» **PROBLEM SET**:
1) Which strategies do the campus police propose in the self-defense article? List all of them.
2) In the self-defense article, what level in tae kwon do has the writer reached?
3) Copy out the part of the self-defense article that opens with the words containing "Self-Defense: Tips from" and closes with "you can be.".

» **PASSAGE SHOWN**:
Self-Defense: Tips from the Streets of Marseilles
What can we do to protect ourselves on the street? Maybe this is a question more and more of us have been asking lately, given the surprising recent news of rapes, abductions or near-abductions in our remote north country. While it’s true that North Dakota has the lowest violent crime rate in the country, low is not no.
North Dakota State University campus police propose some strategies. Walk in groups, avoid looking distracted, call for an escort, know your environment, hit with your elbows, or startle your attacker by falling to the ground. Sounds like good advice. Except the falling to the ground part—any martial artist would tell you that’s the worst place you can be.
But why should I have an opinion? Well, having lived in a few meaner cities, notably Marseilles, France—remember The French Connection?—I’ve studied self-defense a bit. That’s led to a variety of martial arts training over a dozen years. Currently I’m at the third degree black belt level (tae kwon do), and add a variety of non-lethal weapons background (my favorite is the stick). I also have “concealed carry permits” for both Minnesota and North Dakota, and practice regularly with a 9mm Beretta. It’s just good to be prepared, right?
But it seems to me that a lot of people aren’t, particularly those who are most at risk from the sexual predator—college-aged women. Your plan might be to talk him out of it, or submit and hope for the best. Problem: it won’t deter the kind of attacker we’ve seen lately. Actually it might encourage the perp who senses easy pickings. Maybe we ought to re-consider this.

» **SOURCE DATA**:

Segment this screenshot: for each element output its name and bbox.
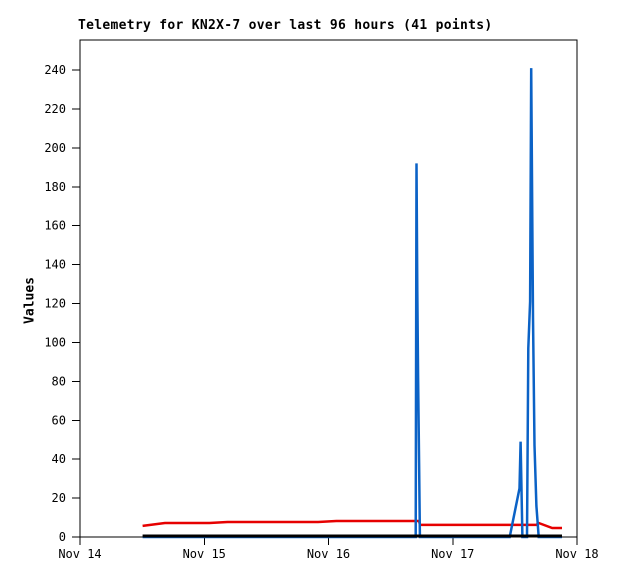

» **RESULTS FOR THE EXERCISE**:
1)
- Walk in groups
- Avoid looking distracted
- Call for an escort
- Know your environment
- Hit with your elbows
- Startle your attacker by falling to the ground

2) The third degree black belt level.

3)
Self-Defense: Tips from the Streets of Marseilles
What can we do to protect ourselves on the street? Maybe this is a question more and more of us have been asking lately, given the surprising recent news of rapes, abductions or near-abductions in our remote north country. While it’s true that North Dakota has the lowest violent crime rate in the country, low is not no.
North Dakota State University campus police propose some strategies. Walk in groups, avoid looking distracted, call for an escort, know your environment, hit with your elbows, or startle your attacker by falling to the ground. Sounds like good advice. Except the falling to the ground part—any martial artist would tell you that’s the worst place you can be.